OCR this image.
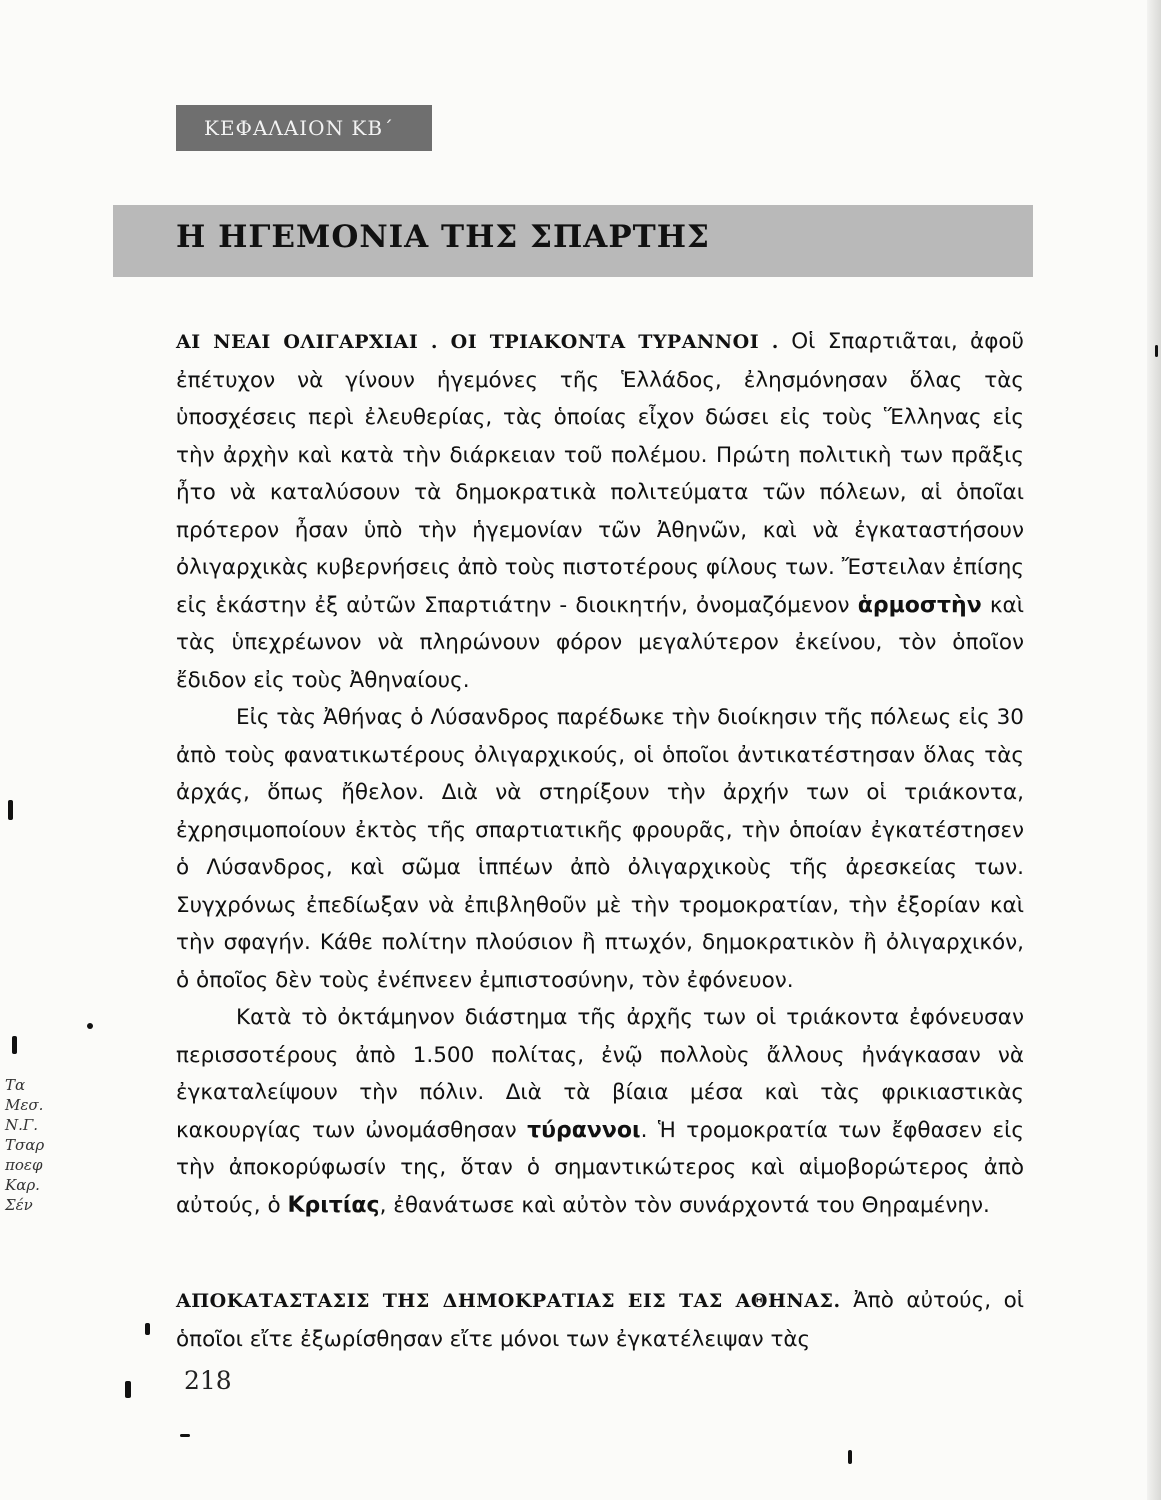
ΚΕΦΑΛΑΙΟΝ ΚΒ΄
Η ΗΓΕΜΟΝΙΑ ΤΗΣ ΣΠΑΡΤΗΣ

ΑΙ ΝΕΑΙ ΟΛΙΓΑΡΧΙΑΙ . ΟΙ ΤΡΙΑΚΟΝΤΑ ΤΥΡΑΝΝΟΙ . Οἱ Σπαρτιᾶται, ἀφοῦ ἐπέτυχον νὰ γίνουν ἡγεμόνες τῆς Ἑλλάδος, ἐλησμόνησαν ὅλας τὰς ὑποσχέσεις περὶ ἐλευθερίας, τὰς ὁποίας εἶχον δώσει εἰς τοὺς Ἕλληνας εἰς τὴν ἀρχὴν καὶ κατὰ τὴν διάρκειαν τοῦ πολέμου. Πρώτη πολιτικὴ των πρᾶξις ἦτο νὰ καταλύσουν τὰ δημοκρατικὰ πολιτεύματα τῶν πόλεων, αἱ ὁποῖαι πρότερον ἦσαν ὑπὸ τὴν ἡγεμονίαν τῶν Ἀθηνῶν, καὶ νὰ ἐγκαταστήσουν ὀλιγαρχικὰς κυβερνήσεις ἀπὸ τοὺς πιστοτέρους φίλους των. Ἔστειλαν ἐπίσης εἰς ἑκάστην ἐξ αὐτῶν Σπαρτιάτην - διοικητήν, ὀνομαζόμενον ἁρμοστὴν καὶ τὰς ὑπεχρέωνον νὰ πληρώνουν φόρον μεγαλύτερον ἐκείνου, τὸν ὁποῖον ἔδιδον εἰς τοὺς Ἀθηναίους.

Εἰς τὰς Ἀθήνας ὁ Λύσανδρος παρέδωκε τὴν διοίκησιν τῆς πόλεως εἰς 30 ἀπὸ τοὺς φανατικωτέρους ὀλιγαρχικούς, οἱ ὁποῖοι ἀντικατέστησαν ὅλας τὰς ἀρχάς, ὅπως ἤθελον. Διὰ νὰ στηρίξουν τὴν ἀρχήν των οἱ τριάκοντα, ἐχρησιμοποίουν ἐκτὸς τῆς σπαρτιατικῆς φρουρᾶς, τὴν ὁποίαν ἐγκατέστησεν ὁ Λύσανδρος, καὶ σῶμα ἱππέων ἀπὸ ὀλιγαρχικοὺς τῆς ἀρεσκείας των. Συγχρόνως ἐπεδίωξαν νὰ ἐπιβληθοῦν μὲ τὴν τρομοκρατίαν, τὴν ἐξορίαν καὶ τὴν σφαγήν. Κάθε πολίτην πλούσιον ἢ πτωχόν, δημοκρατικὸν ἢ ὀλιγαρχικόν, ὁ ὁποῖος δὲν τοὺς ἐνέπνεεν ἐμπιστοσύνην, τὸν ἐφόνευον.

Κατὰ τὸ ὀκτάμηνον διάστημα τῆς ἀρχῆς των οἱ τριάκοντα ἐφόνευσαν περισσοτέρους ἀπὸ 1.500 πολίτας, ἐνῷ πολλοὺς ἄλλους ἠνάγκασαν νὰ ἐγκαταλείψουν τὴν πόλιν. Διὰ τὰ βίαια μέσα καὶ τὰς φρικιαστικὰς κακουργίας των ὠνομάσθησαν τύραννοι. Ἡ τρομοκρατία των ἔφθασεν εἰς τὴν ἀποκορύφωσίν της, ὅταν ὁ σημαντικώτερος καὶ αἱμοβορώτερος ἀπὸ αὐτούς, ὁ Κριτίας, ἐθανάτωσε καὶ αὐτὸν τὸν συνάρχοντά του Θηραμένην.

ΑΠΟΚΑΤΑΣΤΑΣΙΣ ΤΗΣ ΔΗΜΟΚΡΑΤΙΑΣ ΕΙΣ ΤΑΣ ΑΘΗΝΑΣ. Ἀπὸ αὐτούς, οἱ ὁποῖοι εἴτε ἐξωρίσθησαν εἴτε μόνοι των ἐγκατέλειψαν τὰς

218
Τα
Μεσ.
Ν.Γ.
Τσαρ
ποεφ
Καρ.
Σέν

|---|

**Task to carry out**. Drop the pictures and reproduce the rest of the entries above exactly.

**The output**.
OCR this image.
ΚΕΦΑΛΑΙΟΝ ΚΒ΄
Η ΗΓΕΜΟΝΙΑ ΤΗΣ ΣΠΑΡΤΗΣ

ΑΙ ΝΕΑΙ ΟΛΙΓΑΡΧΙΑΙ . ΟΙ ΤΡΙΑΚΟΝΤΑ ΤΥΡΑΝΝΟΙ . Οἱ Σπαρτιᾶται, ἀφοῦ ἐπέτυχον νὰ γίνουν ἡγεμόνες τῆς Ἑλλάδος, ἐλησμόνησαν ὅλας τὰς ὑποσχέσεις περὶ ἐλευθερίας, τὰς ὁποίας εἶχον δώσει εἰς τοὺς Ἕλληνας εἰς τὴν ἀρχὴν καὶ κατὰ τὴν διάρκειαν τοῦ πολέμου. Πρώτη πολιτικὴ των πρᾶξις ἦτο νὰ καταλύσουν τὰ δημοκρατικὰ πολιτεύματα τῶν πόλεων, αἱ ὁποῖαι πρότερον ἦσαν ὑπὸ τὴν ἡγεμονίαν τῶν Ἀθηνῶν, καὶ νὰ ἐγκαταστήσουν ὀλιγαρχικὰς κυβερνήσεις ἀπὸ τοὺς πιστοτέρους φίλους των. Ἔστειλαν ἐπίσης εἰς ἑκάστην ἐξ αὐτῶν Σπαρτιάτην - διοικητήν, ὀνομαζόμενον ἁρμοστὴν καὶ τὰς ὑπεχρέωνον νὰ πληρώνουν φόρον μεγαλύτερον ἐκείνου, τὸν ὁποῖον ἔδιδον εἰς τοὺς Ἀθηναίους.

Εἰς τὰς Ἀθήνας ὁ Λύσανδρος παρέδωκε τὴν διοίκησιν τῆς πόλεως εἰς 30 ἀπὸ τοὺς φανατικωτέρους ὀλιγαρχικούς, οἱ ὁποῖοι ἀντικατέστησαν ὅλας τὰς ἀρχάς, ὅπως ἤθελον. Διὰ νὰ στηρίξουν τὴν ἀρχήν των οἱ τριάκοντα, ἐχρησιμοποίουν ἐκτὸς τῆς σπαρτιατικῆς φρουρᾶς, τὴν ὁποίαν ἐγκατέστησεν ὁ Λύσανδρος, καὶ σῶμα ἱππέων ἀπὸ ὀλιγαρχικοὺς τῆς ἀρεσκείας των. Συγχρόνως ἐπεδίωξαν νὰ ἐπιβληθοῦν μὲ τὴν τρομοκρατίαν, τὴν ἐξορίαν καὶ τὴν σφαγήν. Κάθε πολίτην πλούσιον ἢ πτωχόν, δημοκρατικὸν ἢ ὀλιγαρχικόν, ὁ ὁποῖος δὲν τοὺς ἐνέπνεεν ἐμπιστοσύνην, τὸν ἐφόνευον.

Κατὰ τὸ ὀκτάμηνον διάστημα τῆς ἀρχῆς των οἱ τριάκοντα ἐφόνευσαν περισσοτέρους ἀπὸ 1.500 πολίτας, ἐνῷ πολλοὺς ἄλλους ἠνάγκασαν νὰ ἐγκαταλείψουν τὴν πόλιν. Διὰ τὰ βίαια μέσα καὶ τὰς φρικιαστικὰς κακουργίας των ὠνομάσθησαν τύραννοι. Ἡ τρομοκρατία των ἔφθασεν εἰς τὴν ἀποκορύφωσίν της, ὅταν ὁ σημαντικώτερος καὶ αἱμοβορώτερος ἀπὸ αὐτούς, ὁ Κριτίας, ἐθανάτωσε καὶ αὐτὸν τὸν συνάρχοντά του Θηραμένην.

ΑΠΟΚΑΤΑΣΤΑΣΙΣ ΤΗΣ ΔΗΜΟΚΡΑΤΙΑΣ ΕΙΣ ΤΑΣ ΑΘΗΝΑΣ. Ἀπὸ αὐτούς, οἱ ὁποῖοι εἴτε ἐξωρίσθησαν εἴτε μόνοι των ἐγκατέλειψαν τὰς

218
Τα
Μεσ.
Ν.Γ.
Τσαρ
ποεφ
Καρ.
Σέν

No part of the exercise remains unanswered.